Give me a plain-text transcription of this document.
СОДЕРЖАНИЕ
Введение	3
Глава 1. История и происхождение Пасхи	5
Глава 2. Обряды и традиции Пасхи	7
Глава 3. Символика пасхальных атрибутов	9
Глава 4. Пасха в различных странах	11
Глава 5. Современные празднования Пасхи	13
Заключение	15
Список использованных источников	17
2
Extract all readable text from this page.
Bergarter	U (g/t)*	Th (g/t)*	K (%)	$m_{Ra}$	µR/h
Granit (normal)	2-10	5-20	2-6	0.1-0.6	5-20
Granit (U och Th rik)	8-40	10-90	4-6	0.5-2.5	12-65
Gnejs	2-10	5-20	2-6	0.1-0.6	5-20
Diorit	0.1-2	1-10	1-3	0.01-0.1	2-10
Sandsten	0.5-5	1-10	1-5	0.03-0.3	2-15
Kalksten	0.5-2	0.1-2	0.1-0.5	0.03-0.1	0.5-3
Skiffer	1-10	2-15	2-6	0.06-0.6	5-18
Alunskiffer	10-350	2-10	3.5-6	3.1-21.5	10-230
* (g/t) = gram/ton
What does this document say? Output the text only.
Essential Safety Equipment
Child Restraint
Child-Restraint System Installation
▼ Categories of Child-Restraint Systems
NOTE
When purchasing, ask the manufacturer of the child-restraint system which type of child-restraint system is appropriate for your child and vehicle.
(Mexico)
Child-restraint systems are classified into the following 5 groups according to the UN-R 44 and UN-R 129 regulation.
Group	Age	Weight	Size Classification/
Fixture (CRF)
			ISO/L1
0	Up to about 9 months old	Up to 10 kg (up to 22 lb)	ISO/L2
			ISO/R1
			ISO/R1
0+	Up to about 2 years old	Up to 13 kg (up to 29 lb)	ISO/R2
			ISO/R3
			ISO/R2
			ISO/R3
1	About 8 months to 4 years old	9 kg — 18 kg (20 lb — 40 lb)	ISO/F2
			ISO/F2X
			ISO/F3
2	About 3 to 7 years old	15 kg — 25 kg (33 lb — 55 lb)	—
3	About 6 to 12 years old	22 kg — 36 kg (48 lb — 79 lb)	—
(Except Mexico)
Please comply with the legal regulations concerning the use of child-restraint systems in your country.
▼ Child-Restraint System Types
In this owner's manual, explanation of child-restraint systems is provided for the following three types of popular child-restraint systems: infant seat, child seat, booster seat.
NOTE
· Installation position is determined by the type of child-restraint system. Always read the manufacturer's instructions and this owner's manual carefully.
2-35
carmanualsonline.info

** Exercise aim **
Output all records verbatim.

** Right answer **
Give me a plain-text transcription of this document.
СОДЕРЖАНИЕ
Введение	3
Глава 1. История и происхождение Пасхи	5
Глава 2. Обряды и традиции Пасхи	7
Глава 3. Символика пасхальных атрибутов	9
Глава 4. Пасха в различных странах	11
Глава 5. Современные празднования Пасхи	13
Заключение	15
Список использованных источников	17
2
Extract all readable text from this page.
Bergarter	U (g/t)*	Th (g/t)*	K (%)	$m_{Ra}$	µR/h
Granit (normal)	2-10	5-20	2-6	0.1-0.6	5-20
Granit (U och Th rik)	8-40	10-90	4-6	0.5-2.5	12-65
Gnejs	2-10	5-20	2-6	0.1-0.6	5-20
Diorit	0.1-2	1-10	1-3	0.01-0.1	2-10
Sandsten	0.5-5	1-10	1-5	0.03-0.3	2-15
Kalksten	0.5-2	0.1-2	0.1-0.5	0.03-0.1	0.5-3
Skiffer	1-10	2-15	2-6	0.06-0.6	5-18
Alunskiffer	10-350	2-10	3.5-6	3.1-21.5	10-230
* (g/t) = gram/ton
What does this document say? Output the text only.
Essential Safety Equipment
Child Restraint
Child-Restraint System Installation
▼ Categories of Child-Restraint Systems
NOTE
When purchasing, ask the manufacturer of the child-restraint system which type of child-restraint system is appropriate for your child and vehicle.
(Mexico)
Child-restraint systems are classified into the following 5 groups according to the UN-R 44 and UN-R 129 regulation.
Group	Age	Weight	Size Classification/
Fixture (CRF)
			ISO/L1
0	Up to about 9 months old	Up to 10 kg (up to 22 lb)	ISO/L2
			ISO/R1
			ISO/R1
0+	Up to about 2 years old	Up to 13 kg (up to 29 lb)	ISO/R2
			ISO/R3
			ISO/R2
			ISO/R3
1	About 8 months to 4 years old	9 kg — 18 kg (20 lb — 40 lb)	ISO/F2
			ISO/F2X
			ISO/F3
2	About 3 to 7 years old	15 kg — 25 kg (33 lb — 55 lb)	—
3	About 6 to 12 years old	22 kg — 36 kg (48 lb — 79 lb)	—
(Except Mexico)
Please comply with the legal regulations concerning the use of child-restraint systems in your country.
▼ Child-Restraint System Types
In this owner's manual, explanation of child-restraint systems is provided for the following three types of popular child-restraint systems: infant seat, child seat, booster seat.
NOTE
· Installation position is determined by the type of child-restraint system. Always read the manufacturer's instructions and this owner's manual carefully.
2-35
carmanualsonline.info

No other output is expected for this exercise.